*Data supplied*.
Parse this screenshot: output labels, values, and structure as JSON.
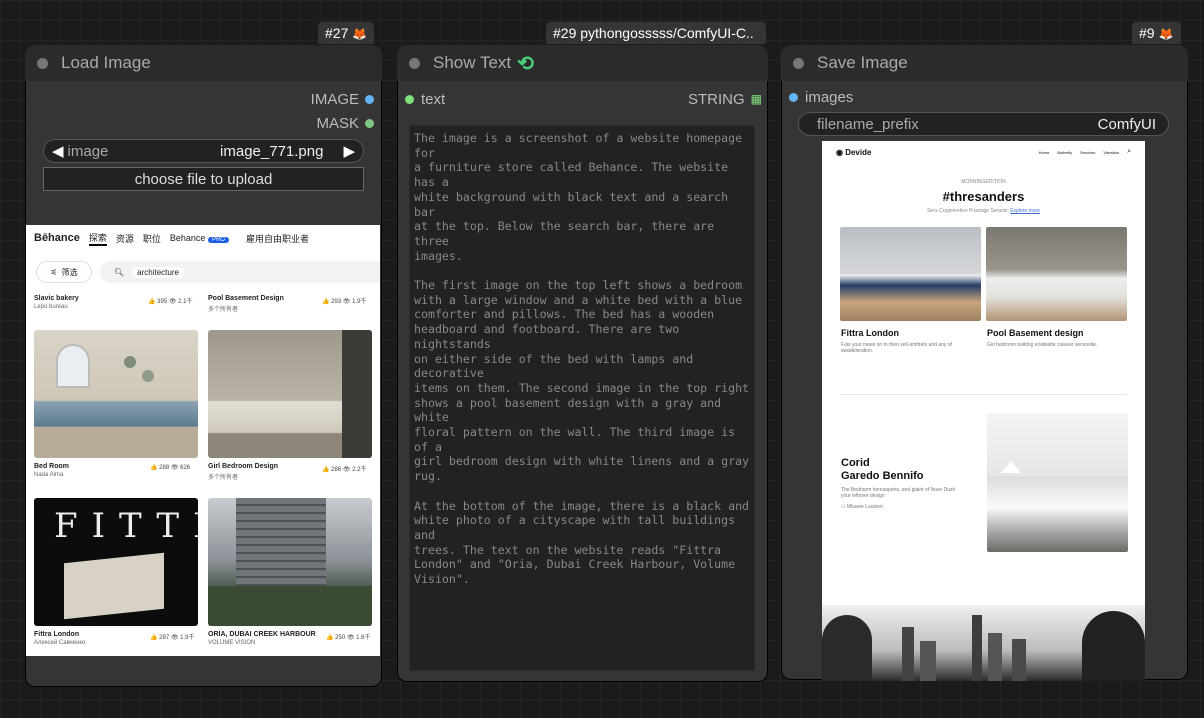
{
  "nodes": {
    "load_image": {
      "badge": "#27",
      "title": "Load Image",
      "outputs": [
        {
          "label": "IMAGE",
          "color": "#64b5f6"
        },
        {
          "label": "MASK",
          "color": "#81c784"
        }
      ],
      "image_widget": {
        "label": "image",
        "value": "image_771.png"
      },
      "upload_label": "choose file to upload",
      "preview": {
        "logo": "Bēhance",
        "nav": [
          "探索",
          "资源",
          "职位",
          "Behance",
          "雇用自由职业者"
        ],
        "pro": "PRO",
        "filter": "筛选",
        "search_chip": "architecture",
        "cards": [
          {
            "name": "Slavic bakery",
            "sub": "Lepo bureau",
            "likes": "395",
            "views": "2.1千"
          },
          {
            "name": "Pool Basement Design",
            "sub": "多个所有者",
            "likes": "293",
            "views": "1.9千"
          },
          {
            "name": "Bed Room",
            "sub": "Nada Alma",
            "likes": "288",
            "views": "626"
          },
          {
            "name": "Girl Bedroom Design",
            "sub": "多个所有者",
            "likes": "286",
            "views": "2.2千"
          },
          {
            "name": "Fittra London",
            "sub": "Алексей Савченко",
            "likes": "287",
            "views": "1.9千"
          },
          {
            "name": "ORIA, DUBAI CREEK HARBOUR",
            "sub": "VOLUME VISION",
            "likes": "250",
            "views": "1.6千"
          }
        ]
      }
    },
    "show_text": {
      "badge": "#29 pythongosssss/ComfyUI-C..",
      "title": "Show Text",
      "input_label": "text",
      "output_label": "STRING",
      "text": "The image is a screenshot of a website homepage for\na furniture store called Behance. The website has a\nwhite background with black text and a search bar\nat the top. Below the search bar, there are three\nimages.\n\nThe first image on the top left shows a bedroom\nwith a large window and a white bed with a blue\ncomforter and pillows. The bed has a wooden\nheadboard and footboard. There are two nightstands\non either side of the bed with lamps and decorative\nitems on them. The second image in the top right\nshows a pool basement design with a gray and white\nfloral pattern on the wall. The third image is of a\ngirl bedroom design with white linens and a gray\nrug.\n\nAt the bottom of the image, there is a black and\nwhite photo of a cityscape with tall buildings and\ntrees. The text on the website reads \"Fittra\nLondon\" and \"Oria, Dubai Creek Harbour, Volume\nVision\"."
    },
    "save_image": {
      "badge": "#9",
      "title": "Save Image",
      "input_label": "images",
      "prefix_widget": {
        "label": "filename_prefix",
        "value": "ComfyUI"
      },
      "preview": {
        "logo": "Devide",
        "nav": [
          "Home",
          "Butterfly",
          "Services",
          "Vibration"
        ],
        "eyebrow": "MORNINGEDITION",
        "heading": "#thresanders",
        "tagline": "Sera Cragmention Prastage Seramic",
        "tagline_link": "Explore more",
        "card1_title": "Fittra London",
        "card1_desc": "Fuis your meek on to then sell-amfirets and any of swadeleration.",
        "card2_title": "Pool Basement design",
        "card2_desc": "Girl bedroom buildng ersdeatte culeeur secensite.",
        "feature_title_1": "Corid",
        "feature_title_2": "Garedo Bennifo",
        "feature_desc": "The Bedroom hereasperts, and glaint of Nove Duzit your leftover design",
        "feature_author": "Mbaree Louisen"
      }
    }
  }
}
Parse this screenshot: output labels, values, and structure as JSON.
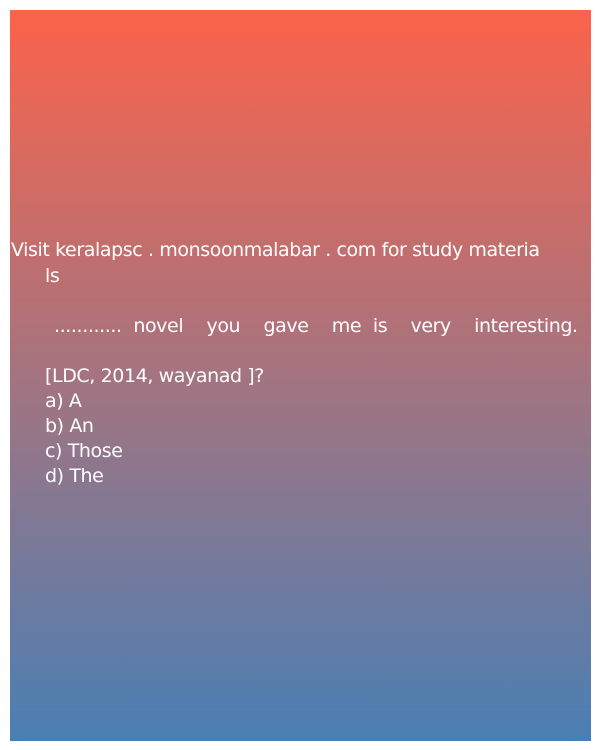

*Required task*.
Every line of the data above should be quoted exactly. Omit the pictures.

*Answer to this task*.
Parse this screenshot: output labels, values, and structure as JSON.
{
  "nodes": {
    "load_image": {
      "badge": "#27",
      "title": "Load Image",
      "outputs": [
        {
          "label": "IMAGE",
          "color": "#64b5f6"
        },
        {
          "label": "MASK",
          "color": "#81c784"
        }
      ],
      "image_widget": {
        "label": "image",
        "value": "image_771.png"
      },
      "upload_label": "choose file to upload",
      "preview": {
        "logo": "Bēhance",
        "nav": [
          "探索",
          "资源",
          "职位",
          "Behance",
          "雇用自由职业者"
        ],
        "pro": "PRO",
        "filter": "筛选",
        "search_chip": "architecture",
        "cards": [
          {
            "name": "Slavic bakery",
            "sub": "Lepo bureau",
            "likes": "395",
            "views": "2.1千"
          },
          {
            "name": "Pool Basement Design",
            "sub": "多个所有者",
            "likes": "293",
            "views": "1.9千"
          },
          {
            "name": "Bed Room",
            "sub": "Nada Alma",
            "likes": "288",
            "views": "626"
          },
          {
            "name": "Girl Bedroom Design",
            "sub": "多个所有者",
            "likes": "286",
            "views": "2.2千"
          },
          {
            "name": "Fittra London",
            "sub": "Алексей Савченко",
            "likes": "287",
            "views": "1.9千"
          },
          {
            "name": "ORIA, DUBAI CREEK HARBOUR",
            "sub": "VOLUME VISION",
            "likes": "250",
            "views": "1.6千"
          }
        ]
      }
    },
    "show_text": {
      "badge": "#29 pythongosssss/ComfyUI-C..",
      "title": "Show Text",
      "input_label": "text",
      "output_label": "STRING",
      "text": "The image is a screenshot of a website homepage for\na furniture store called Behance. The website has a\nwhite background with black text and a search bar\nat the top. Below the search bar, there are three\nimages.\n\nThe first image on the top left shows a bedroom\nwith a large window and a white bed with a blue\ncomforter and pillows. The bed has a wooden\nheadboard and footboard. There are two nightstands\non either side of the bed with lamps and decorative\nitems on them. The second image in the top right\nshows a pool basement design with a gray and white\nfloral pattern on the wall. The third image is of a\ngirl bedroom design with white linens and a gray\nrug.\n\nAt the bottom of the image, there is a black and\nwhite photo of a cityscape with tall buildings and\ntrees. The text on the website reads \"Fittra\nLondon\" and \"Oria, Dubai Creek Harbour, Volume\nVision\"."
    },
    "save_image": {
      "badge": "#9",
      "title": "Save Image",
      "input_label": "images",
      "prefix_widget": {
        "label": "filename_prefix",
        "value": "ComfyUI"
      },
      "preview": {
        "logo": "Devide",
        "nav": [
          "Home",
          "Butterfly",
          "Services",
          "Vibration"
        ],
        "eyebrow": "MORNINGEDITION",
        "heading": "#thresanders",
        "tagline": "Sera Cragmention Prastage Seramic",
        "tagline_link": "Explore more",
        "card1_title": "Fittra London",
        "card1_desc": "Fuis your meek on to then sell-amfirets and any of swadeleration.",
        "card2_title": "Pool Basement design",
        "card2_desc": "Girl bedroom buildng ersdeatte culeeur secensite.",
        "feature_title_1": "Corid",
        "feature_title_2": "Garedo Bennifo",
        "feature_desc": "The Bedroom hereasperts, and glaint of Nove Duzit your leftover design",
        "feature_author": "Mbaree Louisen"
      }
    }
  }
}
Parse this screenshot: output labels, values, and structure as JSON.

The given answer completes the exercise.